* **What to produce**:
Your answer should be one number: the count of lines in these entries that hold the word "note".

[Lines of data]

┄┄┄┄┄┄

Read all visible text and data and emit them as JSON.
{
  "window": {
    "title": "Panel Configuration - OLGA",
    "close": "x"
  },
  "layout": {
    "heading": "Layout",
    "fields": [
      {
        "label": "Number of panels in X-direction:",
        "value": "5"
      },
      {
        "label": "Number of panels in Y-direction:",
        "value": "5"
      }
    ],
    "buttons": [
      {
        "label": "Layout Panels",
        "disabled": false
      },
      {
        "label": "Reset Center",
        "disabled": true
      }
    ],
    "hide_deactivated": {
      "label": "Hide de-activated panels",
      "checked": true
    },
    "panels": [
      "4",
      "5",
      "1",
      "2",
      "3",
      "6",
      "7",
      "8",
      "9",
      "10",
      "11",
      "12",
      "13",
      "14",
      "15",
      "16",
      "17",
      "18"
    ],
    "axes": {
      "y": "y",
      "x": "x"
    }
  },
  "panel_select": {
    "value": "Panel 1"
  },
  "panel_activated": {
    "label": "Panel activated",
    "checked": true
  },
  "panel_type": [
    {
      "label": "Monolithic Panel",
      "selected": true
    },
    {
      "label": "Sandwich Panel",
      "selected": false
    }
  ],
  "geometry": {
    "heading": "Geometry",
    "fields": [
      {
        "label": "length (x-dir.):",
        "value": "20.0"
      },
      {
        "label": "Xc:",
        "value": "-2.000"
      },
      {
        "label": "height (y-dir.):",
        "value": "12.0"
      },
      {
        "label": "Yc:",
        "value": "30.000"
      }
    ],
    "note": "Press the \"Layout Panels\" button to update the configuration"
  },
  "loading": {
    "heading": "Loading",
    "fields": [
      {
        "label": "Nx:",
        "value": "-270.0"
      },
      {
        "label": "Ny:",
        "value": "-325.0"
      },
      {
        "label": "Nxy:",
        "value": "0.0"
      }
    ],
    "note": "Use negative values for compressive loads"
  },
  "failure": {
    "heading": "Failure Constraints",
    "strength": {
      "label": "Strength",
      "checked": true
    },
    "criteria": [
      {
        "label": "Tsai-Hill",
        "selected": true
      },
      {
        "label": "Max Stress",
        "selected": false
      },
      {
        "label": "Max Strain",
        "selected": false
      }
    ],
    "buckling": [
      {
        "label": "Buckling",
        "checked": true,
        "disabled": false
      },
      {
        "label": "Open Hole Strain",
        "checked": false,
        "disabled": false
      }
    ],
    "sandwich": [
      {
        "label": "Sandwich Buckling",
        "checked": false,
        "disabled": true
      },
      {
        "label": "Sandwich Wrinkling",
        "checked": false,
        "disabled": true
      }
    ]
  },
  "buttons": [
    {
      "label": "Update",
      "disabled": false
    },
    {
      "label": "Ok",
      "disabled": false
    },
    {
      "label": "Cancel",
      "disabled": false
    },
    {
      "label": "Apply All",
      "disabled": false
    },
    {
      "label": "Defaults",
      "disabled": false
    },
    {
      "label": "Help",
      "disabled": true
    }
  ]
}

┄┄┄┄┄┄

* **Output below**:
2